___ Available records ___
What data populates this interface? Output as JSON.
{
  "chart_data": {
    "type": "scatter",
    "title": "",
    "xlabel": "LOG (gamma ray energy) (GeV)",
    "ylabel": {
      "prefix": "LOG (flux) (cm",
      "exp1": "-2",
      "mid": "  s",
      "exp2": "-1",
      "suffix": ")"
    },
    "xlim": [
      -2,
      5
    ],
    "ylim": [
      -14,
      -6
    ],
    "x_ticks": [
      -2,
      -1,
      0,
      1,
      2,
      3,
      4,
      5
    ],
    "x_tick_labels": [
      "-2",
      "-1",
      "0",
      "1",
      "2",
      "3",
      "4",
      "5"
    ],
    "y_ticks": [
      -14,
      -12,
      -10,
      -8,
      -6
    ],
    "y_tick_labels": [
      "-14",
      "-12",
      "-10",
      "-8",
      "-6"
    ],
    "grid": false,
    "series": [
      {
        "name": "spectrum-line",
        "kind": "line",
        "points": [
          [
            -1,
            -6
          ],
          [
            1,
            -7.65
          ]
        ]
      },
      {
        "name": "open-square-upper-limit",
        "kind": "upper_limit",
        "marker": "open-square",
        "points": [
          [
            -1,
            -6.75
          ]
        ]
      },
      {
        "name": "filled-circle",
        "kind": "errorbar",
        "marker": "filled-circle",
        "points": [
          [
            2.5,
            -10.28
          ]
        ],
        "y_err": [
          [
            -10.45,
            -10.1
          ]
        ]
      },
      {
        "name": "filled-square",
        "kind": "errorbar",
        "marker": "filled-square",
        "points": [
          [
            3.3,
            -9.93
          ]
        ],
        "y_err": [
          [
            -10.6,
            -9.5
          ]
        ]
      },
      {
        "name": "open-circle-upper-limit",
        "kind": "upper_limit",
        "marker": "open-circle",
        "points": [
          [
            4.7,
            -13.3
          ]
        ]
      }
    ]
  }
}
___
Exercise instructions
Write the data back out verbatim.

Output below
What data populates this interface? Output as JSON.
{
  "chart_data": {
    "type": "scatter",
    "title": "",
    "xlabel": "LOG (gamma ray energy) (GeV)",
    "ylabel": {
      "prefix": "LOG (flux) (cm",
      "exp1": "-2",
      "mid": "  s",
      "exp2": "-1",
      "suffix": ")"
    },
    "xlim": [
      -2,
      5
    ],
    "ylim": [
      -14,
      -6
    ],
    "x_ticks": [
      -2,
      -1,
      0,
      1,
      2,
      3,
      4,
      5
    ],
    "x_tick_labels": [
      "-2",
      "-1",
      "0",
      "1",
      "2",
      "3",
      "4",
      "5"
    ],
    "y_ticks": [
      -14,
      -12,
      -10,
      -8,
      -6
    ],
    "y_tick_labels": [
      "-14",
      "-12",
      "-10",
      "-8",
      "-6"
    ],
    "grid": false,
    "series": [
      {
        "name": "spectrum-line",
        "kind": "line",
        "points": [
          [
            -1,
            -6
          ],
          [
            1,
            -7.65
          ]
        ]
      },
      {
        "name": "open-square-upper-limit",
        "kind": "upper_limit",
        "marker": "open-square",
        "points": [
          [
            -1,
            -6.75
          ]
        ]
      },
      {
        "name": "filled-circle",
        "kind": "errorbar",
        "marker": "filled-circle",
        "points": [
          [
            2.5,
            -10.28
          ]
        ],
        "y_err": [
          [
            -10.45,
            -10.1
          ]
        ]
      },
      {
        "name": "filled-square",
        "kind": "errorbar",
        "marker": "filled-square",
        "points": [
          [
            3.3,
            -9.93
          ]
        ],
        "y_err": [
          [
            -10.6,
            -9.5
          ]
        ]
      },
      {
        "name": "open-circle-upper-limit",
        "kind": "upper_limit",
        "marker": "open-circle",
        "points": [
          [
            4.7,
            -13.3
          ]
        ]
      }
    ]
  }
}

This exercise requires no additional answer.